Records shown:

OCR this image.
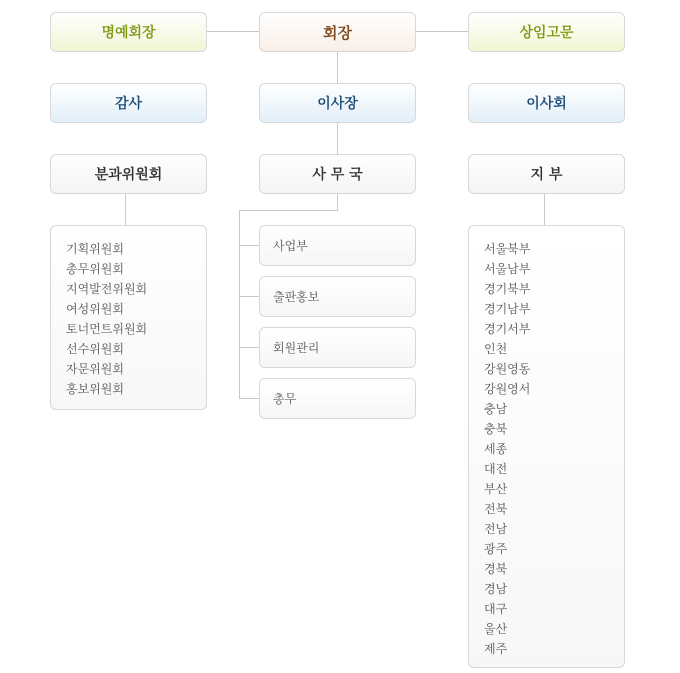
명예회장	회장	상임고문
감사	이사장	이사회
분과위원회	사 무 국	지 부
기획위원회
총무위원회
지역발전위원회
여성위원회
토너먼트위원회
선수위원회
자문위원회
홍보위원회
사업부
출판홍보
회원관리
총무
서울북부
서울남부
경기북부
경기남부
경기서부
인천
강원영동
강원영서
충남
충북
세종
대전
부산
전북
전남
광주
경북
경남
대구
울산
제주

Problem statement: Transcribe every entry word for word, but skip the pictures.

Task output:
OCR this image.
명예회장	회장	상임고문
감사	이사장	이사회
분과위원회	사 무 국	지 부
기획위원회
총무위원회
지역발전위원회
여성위원회
토너먼트위원회
선수위원회
자문위원회
홍보위원회
사업부
출판홍보
회원관리
총무
서울북부
서울남부
경기북부
경기남부
경기서부
인천
강원영동
강원영서
충남
충북
세종
대전
부산
전북
전남
광주
경북
경남
대구
울산
제주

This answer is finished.